**DIRECTIONS:** Make an exact copy of the entries, and keep any pictures out of it.

-=-=-=-=-

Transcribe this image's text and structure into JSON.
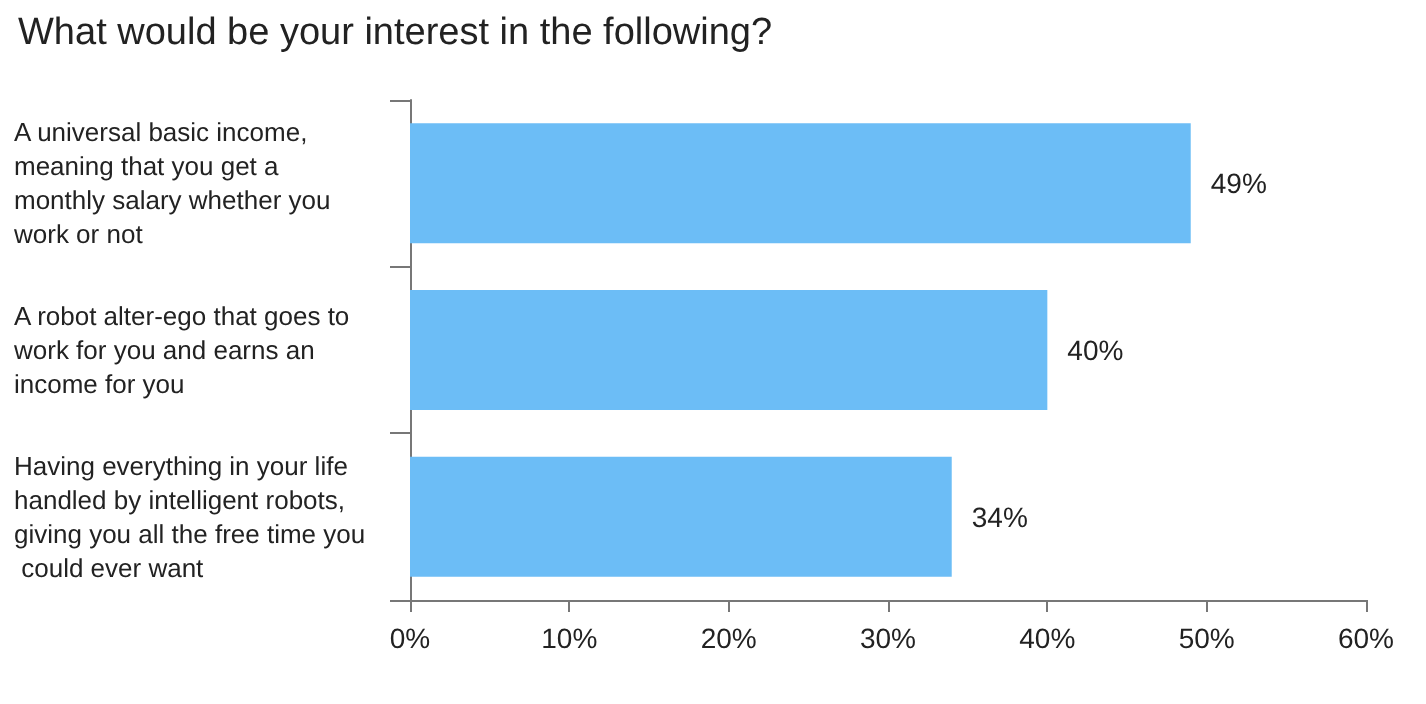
{
  "chart_data": {
    "type": "bar",
    "orientation": "horizontal",
    "title": "What would be your interest in the following?",
    "categories": [
      "A universal basic income, meaning that you get a monthly salary whether you work or not",
      "A robot alter-ego that goes to work for you and earns an income for you",
      "Having everything in your life handled by intelligent robots, giving you all the free time you could ever want"
    ],
    "values": [
      49,
      40,
      34
    ],
    "value_labels": [
      "49%",
      "40%",
      "34%"
    ],
    "color": "#6cbdf6",
    "xlim": [
      0,
      60
    ],
    "xticks": [
      {
        "value": 0,
        "label": "0%"
      },
      {
        "value": 10,
        "label": "10%"
      },
      {
        "value": 20,
        "label": "20%"
      },
      {
        "value": 30,
        "label": "30%"
      },
      {
        "value": 40,
        "label": "40%"
      },
      {
        "value": 50,
        "label": "50%"
      },
      {
        "value": 60,
        "label": "60%"
      }
    ],
    "grid": false
  }
}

-=-=-=-=-

**COMPLETE ANSWER:**
Transcribe this image's text and structure into JSON.
{
  "chart_data": {
    "type": "bar",
    "orientation": "horizontal",
    "title": "What would be your interest in the following?",
    "categories": [
      "A universal basic income, meaning that you get a monthly salary whether you work or not",
      "A robot alter-ego that goes to work for you and earns an income for you",
      "Having everything in your life handled by intelligent robots, giving you all the free time you could ever want"
    ],
    "values": [
      49,
      40,
      34
    ],
    "value_labels": [
      "49%",
      "40%",
      "34%"
    ],
    "color": "#6cbdf6",
    "xlim": [
      0,
      60
    ],
    "xticks": [
      {
        "value": 0,
        "label": "0%"
      },
      {
        "value": 10,
        "label": "10%"
      },
      {
        "value": 20,
        "label": "20%"
      },
      {
        "value": 30,
        "label": "30%"
      },
      {
        "value": 40,
        "label": "40%"
      },
      {
        "value": 50,
        "label": "50%"
      },
      {
        "value": 60,
        "label": "60%"
      }
    ],
    "grid": false
  }
}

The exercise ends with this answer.